- _Requirements_:
Print the whole listing exactly.

--- Start of The data ---

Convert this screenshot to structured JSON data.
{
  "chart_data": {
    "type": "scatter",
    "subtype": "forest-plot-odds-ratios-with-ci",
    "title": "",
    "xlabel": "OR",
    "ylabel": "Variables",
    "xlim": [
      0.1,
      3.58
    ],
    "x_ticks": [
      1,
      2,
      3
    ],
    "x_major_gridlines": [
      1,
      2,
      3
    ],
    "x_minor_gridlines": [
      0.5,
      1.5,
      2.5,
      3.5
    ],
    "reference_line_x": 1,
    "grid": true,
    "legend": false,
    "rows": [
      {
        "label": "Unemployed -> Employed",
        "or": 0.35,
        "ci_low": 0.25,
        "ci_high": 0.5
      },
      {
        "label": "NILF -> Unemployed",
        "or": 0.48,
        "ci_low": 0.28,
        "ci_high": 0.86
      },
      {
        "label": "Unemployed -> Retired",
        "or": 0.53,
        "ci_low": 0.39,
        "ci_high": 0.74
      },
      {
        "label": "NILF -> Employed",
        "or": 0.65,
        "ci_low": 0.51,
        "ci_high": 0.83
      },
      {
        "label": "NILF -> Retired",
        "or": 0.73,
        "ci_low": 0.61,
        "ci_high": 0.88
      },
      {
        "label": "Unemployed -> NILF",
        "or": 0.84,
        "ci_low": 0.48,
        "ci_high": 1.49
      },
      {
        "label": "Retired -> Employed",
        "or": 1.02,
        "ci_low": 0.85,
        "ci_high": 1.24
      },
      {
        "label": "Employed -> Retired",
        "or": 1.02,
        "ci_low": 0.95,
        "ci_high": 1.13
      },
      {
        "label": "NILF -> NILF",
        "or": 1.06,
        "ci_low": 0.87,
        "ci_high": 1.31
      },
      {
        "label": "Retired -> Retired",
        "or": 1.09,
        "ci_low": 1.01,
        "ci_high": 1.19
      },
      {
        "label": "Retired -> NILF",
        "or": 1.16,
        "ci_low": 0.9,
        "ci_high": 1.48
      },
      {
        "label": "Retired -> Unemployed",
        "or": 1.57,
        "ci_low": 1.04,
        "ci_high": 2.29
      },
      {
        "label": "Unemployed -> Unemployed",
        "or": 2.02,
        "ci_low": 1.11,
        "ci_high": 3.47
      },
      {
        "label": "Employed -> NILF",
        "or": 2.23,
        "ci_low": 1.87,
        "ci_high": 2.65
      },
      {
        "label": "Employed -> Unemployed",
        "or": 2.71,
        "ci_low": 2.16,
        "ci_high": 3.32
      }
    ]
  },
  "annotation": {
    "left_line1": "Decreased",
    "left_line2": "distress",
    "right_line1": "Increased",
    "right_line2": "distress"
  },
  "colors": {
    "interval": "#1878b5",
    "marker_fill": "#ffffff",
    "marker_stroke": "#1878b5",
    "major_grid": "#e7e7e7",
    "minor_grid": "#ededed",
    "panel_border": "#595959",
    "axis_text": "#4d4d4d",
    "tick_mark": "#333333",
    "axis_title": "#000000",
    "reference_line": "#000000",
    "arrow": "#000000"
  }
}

--- End of The data ---

- _Exercise response_:
Convert this screenshot to structured JSON data.
{
  "chart_data": {
    "type": "scatter",
    "subtype": "forest-plot-odds-ratios-with-ci",
    "title": "",
    "xlabel": "OR",
    "ylabel": "Variables",
    "xlim": [
      0.1,
      3.58
    ],
    "x_ticks": [
      1,
      2,
      3
    ],
    "x_major_gridlines": [
      1,
      2,
      3
    ],
    "x_minor_gridlines": [
      0.5,
      1.5,
      2.5,
      3.5
    ],
    "reference_line_x": 1,
    "grid": true,
    "legend": false,
    "rows": [
      {
        "label": "Unemployed -> Employed",
        "or": 0.35,
        "ci_low": 0.25,
        "ci_high": 0.5
      },
      {
        "label": "NILF -> Unemployed",
        "or": 0.48,
        "ci_low": 0.28,
        "ci_high": 0.86
      },
      {
        "label": "Unemployed -> Retired",
        "or": 0.53,
        "ci_low": 0.39,
        "ci_high": 0.74
      },
      {
        "label": "NILF -> Employed",
        "or": 0.65,
        "ci_low": 0.51,
        "ci_high": 0.83
      },
      {
        "label": "NILF -> Retired",
        "or": 0.73,
        "ci_low": 0.61,
        "ci_high": 0.88
      },
      {
        "label": "Unemployed -> NILF",
        "or": 0.84,
        "ci_low": 0.48,
        "ci_high": 1.49
      },
      {
        "label": "Retired -> Employed",
        "or": 1.02,
        "ci_low": 0.85,
        "ci_high": 1.24
      },
      {
        "label": "Employed -> Retired",
        "or": 1.02,
        "ci_low": 0.95,
        "ci_high": 1.13
      },
      {
        "label": "NILF -> NILF",
        "or": 1.06,
        "ci_low": 0.87,
        "ci_high": 1.31
      },
      {
        "label": "Retired -> Retired",
        "or": 1.09,
        "ci_low": 1.01,
        "ci_high": 1.19
      },
      {
        "label": "Retired -> NILF",
        "or": 1.16,
        "ci_low": 0.9,
        "ci_high": 1.48
      },
      {
        "label": "Retired -> Unemployed",
        "or": 1.57,
        "ci_low": 1.04,
        "ci_high": 2.29
      },
      {
        "label": "Unemployed -> Unemployed",
        "or": 2.02,
        "ci_low": 1.11,
        "ci_high": 3.47
      },
      {
        "label": "Employed -> NILF",
        "or": 2.23,
        "ci_low": 1.87,
        "ci_high": 2.65
      },
      {
        "label": "Employed -> Unemployed",
        "or": 2.71,
        "ci_low": 2.16,
        "ci_high": 3.32
      }
    ]
  },
  "annotation": {
    "left_line1": "Decreased",
    "left_line2": "distress",
    "right_line1": "Increased",
    "right_line2": "distress"
  },
  "colors": {
    "interval": "#1878b5",
    "marker_fill": "#ffffff",
    "marker_stroke": "#1878b5",
    "major_grid": "#e7e7e7",
    "minor_grid": "#ededed",
    "panel_border": "#595959",
    "axis_text": "#4d4d4d",
    "tick_mark": "#333333",
    "axis_title": "#000000",
    "reference_line": "#000000",
    "arrow": "#000000"
  }
}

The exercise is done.